— START Dataset records —

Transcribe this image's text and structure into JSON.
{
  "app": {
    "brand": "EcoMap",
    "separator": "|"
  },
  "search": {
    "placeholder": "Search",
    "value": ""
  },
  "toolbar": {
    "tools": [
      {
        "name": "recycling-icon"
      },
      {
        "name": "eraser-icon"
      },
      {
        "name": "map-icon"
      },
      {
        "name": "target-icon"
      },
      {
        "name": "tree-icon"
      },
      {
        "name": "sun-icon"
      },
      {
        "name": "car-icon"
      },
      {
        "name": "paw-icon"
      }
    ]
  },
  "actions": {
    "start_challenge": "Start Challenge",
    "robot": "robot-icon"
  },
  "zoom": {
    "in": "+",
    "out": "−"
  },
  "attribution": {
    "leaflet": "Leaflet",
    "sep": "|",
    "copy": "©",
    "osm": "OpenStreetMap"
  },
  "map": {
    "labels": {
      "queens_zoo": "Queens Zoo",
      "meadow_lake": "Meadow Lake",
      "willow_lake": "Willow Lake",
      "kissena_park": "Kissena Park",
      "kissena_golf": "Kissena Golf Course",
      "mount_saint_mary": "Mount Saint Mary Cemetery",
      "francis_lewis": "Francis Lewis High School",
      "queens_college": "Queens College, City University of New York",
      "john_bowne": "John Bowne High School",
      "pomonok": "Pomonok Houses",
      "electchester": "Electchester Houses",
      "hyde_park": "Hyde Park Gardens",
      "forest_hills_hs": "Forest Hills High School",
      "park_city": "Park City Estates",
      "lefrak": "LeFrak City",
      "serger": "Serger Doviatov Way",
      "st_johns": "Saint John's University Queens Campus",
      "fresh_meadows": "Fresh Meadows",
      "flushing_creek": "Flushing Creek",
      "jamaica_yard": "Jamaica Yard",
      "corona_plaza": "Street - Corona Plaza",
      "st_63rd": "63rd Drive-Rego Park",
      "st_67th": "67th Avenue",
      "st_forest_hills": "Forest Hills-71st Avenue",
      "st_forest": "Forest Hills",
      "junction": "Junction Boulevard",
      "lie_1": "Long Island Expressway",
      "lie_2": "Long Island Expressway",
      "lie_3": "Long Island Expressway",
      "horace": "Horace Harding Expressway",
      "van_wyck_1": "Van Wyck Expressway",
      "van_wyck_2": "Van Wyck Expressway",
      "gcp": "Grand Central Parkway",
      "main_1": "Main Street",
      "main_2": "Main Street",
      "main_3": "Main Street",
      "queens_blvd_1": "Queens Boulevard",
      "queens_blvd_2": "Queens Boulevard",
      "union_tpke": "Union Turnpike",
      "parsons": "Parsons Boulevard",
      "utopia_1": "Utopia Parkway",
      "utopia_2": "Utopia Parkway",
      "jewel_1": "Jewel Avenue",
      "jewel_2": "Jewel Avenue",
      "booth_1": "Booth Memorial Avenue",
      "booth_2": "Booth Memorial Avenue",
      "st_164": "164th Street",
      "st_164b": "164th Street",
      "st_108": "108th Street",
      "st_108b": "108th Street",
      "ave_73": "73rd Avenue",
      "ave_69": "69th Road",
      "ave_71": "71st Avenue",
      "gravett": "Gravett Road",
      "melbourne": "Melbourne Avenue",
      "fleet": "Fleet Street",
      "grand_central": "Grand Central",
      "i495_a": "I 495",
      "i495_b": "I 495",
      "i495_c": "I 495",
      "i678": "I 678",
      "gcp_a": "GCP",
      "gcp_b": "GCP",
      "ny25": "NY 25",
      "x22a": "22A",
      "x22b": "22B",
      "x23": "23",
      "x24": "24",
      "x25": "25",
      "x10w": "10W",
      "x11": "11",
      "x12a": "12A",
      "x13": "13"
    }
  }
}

— END Dataset records —

*Work to complete:*
Identify the lines above that contain the word "Avenue", then copy them.

*Written response:*
      "st_67th": "67th Avenue",
      "st_forest_hills": "Forest Hills-71st Avenue",
      "jewel_1": "Jewel Avenue",
      "jewel_2": "Jewel Avenue",
      "booth_1": "Booth Memorial Avenue",
      "booth_2": "Booth Memorial Avenue",
      "ave_73": "73rd Avenue",
      "ave_71": "71st Avenue",
      "melbourne": "Melbourne Avenue",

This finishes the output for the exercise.